Figure data in JSON

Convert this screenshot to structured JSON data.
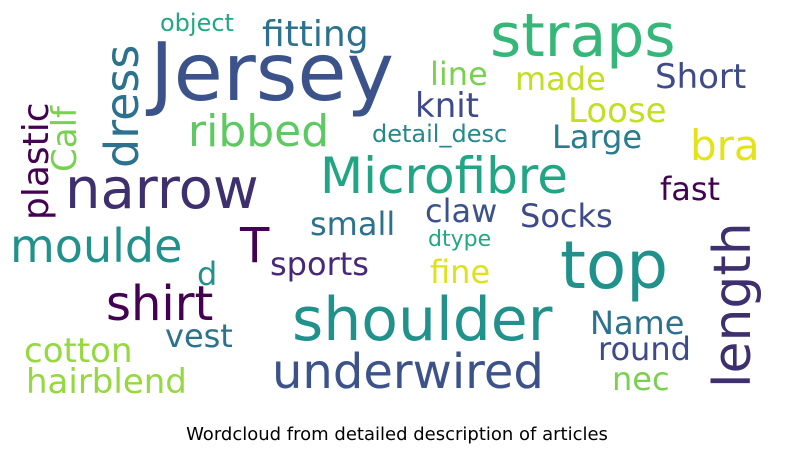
{
  "chart_data": {
    "type": "wordcloud",
    "title": "Wordcloud from detailed description of articles",
    "colormap": "viridis",
    "background": "#ffffff",
    "words": [
      {
        "text": "Jersey",
        "color": "#3b528b"
      },
      {
        "text": "straps",
        "color": "#35b779"
      },
      {
        "text": "top",
        "color": "#21918c"
      },
      {
        "text": "shoulder",
        "color": "#21918c"
      },
      {
        "text": "narrow",
        "color": "#3e2f6f"
      },
      {
        "text": "Microfibre",
        "color": "#21a585"
      },
      {
        "text": "length",
        "color": "#3e2f6f"
      },
      {
        "text": "underwired",
        "color": "#3b528b"
      },
      {
        "text": "shirt",
        "color": "#440154"
      },
      {
        "text": "dress",
        "color": "#2c728e"
      },
      {
        "text": "ribbed",
        "color": "#5ec962"
      },
      {
        "text": "moulde",
        "color": "#21918c"
      },
      {
        "text": "T",
        "color": "#440154"
      },
      {
        "text": "bra",
        "color": "#e4e319"
      },
      {
        "text": "fitting",
        "color": "#2c728e"
      },
      {
        "text": "plastic",
        "color": "#440154"
      },
      {
        "text": "Calf",
        "color": "#7ad151"
      },
      {
        "text": "line",
        "color": "#7ad151"
      },
      {
        "text": "made",
        "color": "#c2df23"
      },
      {
        "text": "Short",
        "color": "#3e4a89"
      },
      {
        "text": "knit",
        "color": "#3e4a89"
      },
      {
        "text": "Loose",
        "color": "#c2df23"
      },
      {
        "text": "Large",
        "color": "#287c8e"
      },
      {
        "text": "detail_desc",
        "color": "#23898e"
      },
      {
        "text": "fast",
        "color": "#440154"
      },
      {
        "text": "small",
        "color": "#2c728e"
      },
      {
        "text": "claw",
        "color": "#3b528b"
      },
      {
        "text": "Socks",
        "color": "#3e4a89"
      },
      {
        "text": "dtype",
        "color": "#22a884"
      },
      {
        "text": "sports",
        "color": "#482878"
      },
      {
        "text": "d",
        "color": "#21918c"
      },
      {
        "text": "fine",
        "color": "#dde318"
      },
      {
        "text": "Name",
        "color": "#2c728e"
      },
      {
        "text": "round",
        "color": "#3e4a89"
      },
      {
        "text": "vest",
        "color": "#2c728e"
      },
      {
        "text": "cotton",
        "color": "#95d840"
      },
      {
        "text": "hairblend",
        "color": "#95d840"
      },
      {
        "text": "nec",
        "color": "#7ad151"
      },
      {
        "text": "object",
        "color": "#22a884"
      }
    ]
  }
}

- _DIRECTION_
Copy all of the entries verbatim, leaving out any pictures they contain.

- _SOLUTION TO THIS TASK_
Convert this screenshot to structured JSON data.
{
  "chart_data": {
    "type": "wordcloud",
    "title": "Wordcloud from detailed description of articles",
    "colormap": "viridis",
    "background": "#ffffff",
    "words": [
      {
        "text": "Jersey",
        "color": "#3b528b"
      },
      {
        "text": "straps",
        "color": "#35b779"
      },
      {
        "text": "top",
        "color": "#21918c"
      },
      {
        "text": "shoulder",
        "color": "#21918c"
      },
      {
        "text": "narrow",
        "color": "#3e2f6f"
      },
      {
        "text": "Microfibre",
        "color": "#21a585"
      },
      {
        "text": "length",
        "color": "#3e2f6f"
      },
      {
        "text": "underwired",
        "color": "#3b528b"
      },
      {
        "text": "shirt",
        "color": "#440154"
      },
      {
        "text": "dress",
        "color": "#2c728e"
      },
      {
        "text": "ribbed",
        "color": "#5ec962"
      },
      {
        "text": "moulde",
        "color": "#21918c"
      },
      {
        "text": "T",
        "color": "#440154"
      },
      {
        "text": "bra",
        "color": "#e4e319"
      },
      {
        "text": "fitting",
        "color": "#2c728e"
      },
      {
        "text": "plastic",
        "color": "#440154"
      },
      {
        "text": "Calf",
        "color": "#7ad151"
      },
      {
        "text": "line",
        "color": "#7ad151"
      },
      {
        "text": "made",
        "color": "#c2df23"
      },
      {
        "text": "Short",
        "color": "#3e4a89"
      },
      {
        "text": "knit",
        "color": "#3e4a89"
      },
      {
        "text": "Loose",
        "color": "#c2df23"
      },
      {
        "text": "Large",
        "color": "#287c8e"
      },
      {
        "text": "detail_desc",
        "color": "#23898e"
      },
      {
        "text": "fast",
        "color": "#440154"
      },
      {
        "text": "small",
        "color": "#2c728e"
      },
      {
        "text": "claw",
        "color": "#3b528b"
      },
      {
        "text": "Socks",
        "color": "#3e4a89"
      },
      {
        "text": "dtype",
        "color": "#22a884"
      },
      {
        "text": "sports",
        "color": "#482878"
      },
      {
        "text": "d",
        "color": "#21918c"
      },
      {
        "text": "fine",
        "color": "#dde318"
      },
      {
        "text": "Name",
        "color": "#2c728e"
      },
      {
        "text": "round",
        "color": "#3e4a89"
      },
      {
        "text": "vest",
        "color": "#2c728e"
      },
      {
        "text": "cotton",
        "color": "#95d840"
      },
      {
        "text": "hairblend",
        "color": "#95d840"
      },
      {
        "text": "nec",
        "color": "#7ad151"
      },
      {
        "text": "object",
        "color": "#22a884"
      }
    ]
  }
}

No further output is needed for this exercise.